[Dataset rows]
__________________________________________________

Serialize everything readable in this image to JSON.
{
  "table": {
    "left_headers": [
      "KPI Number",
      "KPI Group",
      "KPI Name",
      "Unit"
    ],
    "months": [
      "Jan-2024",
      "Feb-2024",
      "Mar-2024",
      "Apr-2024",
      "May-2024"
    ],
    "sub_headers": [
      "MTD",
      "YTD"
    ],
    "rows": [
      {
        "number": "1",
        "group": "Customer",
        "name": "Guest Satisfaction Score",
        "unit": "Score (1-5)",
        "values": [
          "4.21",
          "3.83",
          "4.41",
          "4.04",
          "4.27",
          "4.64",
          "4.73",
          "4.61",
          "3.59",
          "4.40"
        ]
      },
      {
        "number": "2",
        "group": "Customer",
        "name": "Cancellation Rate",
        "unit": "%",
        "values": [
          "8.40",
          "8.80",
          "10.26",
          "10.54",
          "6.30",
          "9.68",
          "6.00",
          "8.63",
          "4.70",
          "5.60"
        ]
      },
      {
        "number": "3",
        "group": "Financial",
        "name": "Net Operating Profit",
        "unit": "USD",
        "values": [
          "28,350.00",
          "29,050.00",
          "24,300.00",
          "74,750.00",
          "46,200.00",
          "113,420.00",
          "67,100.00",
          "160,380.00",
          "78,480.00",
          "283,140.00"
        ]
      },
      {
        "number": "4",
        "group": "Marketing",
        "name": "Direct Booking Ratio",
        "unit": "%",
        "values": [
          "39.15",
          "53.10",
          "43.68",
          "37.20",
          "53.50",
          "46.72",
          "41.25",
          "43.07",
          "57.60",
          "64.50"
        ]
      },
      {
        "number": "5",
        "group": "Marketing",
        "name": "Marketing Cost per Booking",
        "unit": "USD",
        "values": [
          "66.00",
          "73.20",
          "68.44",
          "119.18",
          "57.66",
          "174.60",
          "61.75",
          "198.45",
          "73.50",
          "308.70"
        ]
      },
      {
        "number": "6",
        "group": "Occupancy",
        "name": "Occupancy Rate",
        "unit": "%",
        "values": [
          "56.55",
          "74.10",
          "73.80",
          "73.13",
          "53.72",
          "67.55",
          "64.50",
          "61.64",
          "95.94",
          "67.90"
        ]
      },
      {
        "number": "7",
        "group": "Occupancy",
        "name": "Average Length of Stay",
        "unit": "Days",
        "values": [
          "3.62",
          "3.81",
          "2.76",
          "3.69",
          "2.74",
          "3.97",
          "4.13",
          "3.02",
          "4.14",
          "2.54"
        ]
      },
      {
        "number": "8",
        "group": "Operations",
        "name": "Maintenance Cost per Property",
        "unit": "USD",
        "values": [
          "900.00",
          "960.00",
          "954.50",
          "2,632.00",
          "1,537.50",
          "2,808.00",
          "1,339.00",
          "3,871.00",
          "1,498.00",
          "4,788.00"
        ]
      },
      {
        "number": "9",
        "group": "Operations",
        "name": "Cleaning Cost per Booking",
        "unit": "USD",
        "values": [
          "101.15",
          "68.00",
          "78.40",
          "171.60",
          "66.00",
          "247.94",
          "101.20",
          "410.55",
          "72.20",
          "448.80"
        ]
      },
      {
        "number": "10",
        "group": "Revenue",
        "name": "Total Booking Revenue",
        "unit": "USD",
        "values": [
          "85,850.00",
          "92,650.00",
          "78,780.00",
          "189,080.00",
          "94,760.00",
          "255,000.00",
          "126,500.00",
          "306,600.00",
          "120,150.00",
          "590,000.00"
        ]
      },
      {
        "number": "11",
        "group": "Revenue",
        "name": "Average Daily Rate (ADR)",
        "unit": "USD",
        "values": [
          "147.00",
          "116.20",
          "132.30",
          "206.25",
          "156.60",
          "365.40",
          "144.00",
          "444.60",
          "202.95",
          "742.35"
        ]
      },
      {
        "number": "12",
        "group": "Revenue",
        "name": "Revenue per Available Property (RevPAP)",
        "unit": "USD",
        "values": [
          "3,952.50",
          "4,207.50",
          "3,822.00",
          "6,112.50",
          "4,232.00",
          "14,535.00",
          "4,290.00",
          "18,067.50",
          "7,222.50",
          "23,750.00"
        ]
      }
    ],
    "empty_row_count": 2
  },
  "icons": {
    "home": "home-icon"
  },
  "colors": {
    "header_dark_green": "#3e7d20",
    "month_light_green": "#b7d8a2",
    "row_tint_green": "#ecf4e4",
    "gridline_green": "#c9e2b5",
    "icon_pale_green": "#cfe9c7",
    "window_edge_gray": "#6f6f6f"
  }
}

__________________________________________________

▶ **Aim of the task**
Show all lines from the data above in which the word "Cost" appears.

▶ **Response to the task**
        "name": "Marketing Cost per Booking",
        "name": "Maintenance Cost per Property",
        "name": "Cleaning Cost per Booking",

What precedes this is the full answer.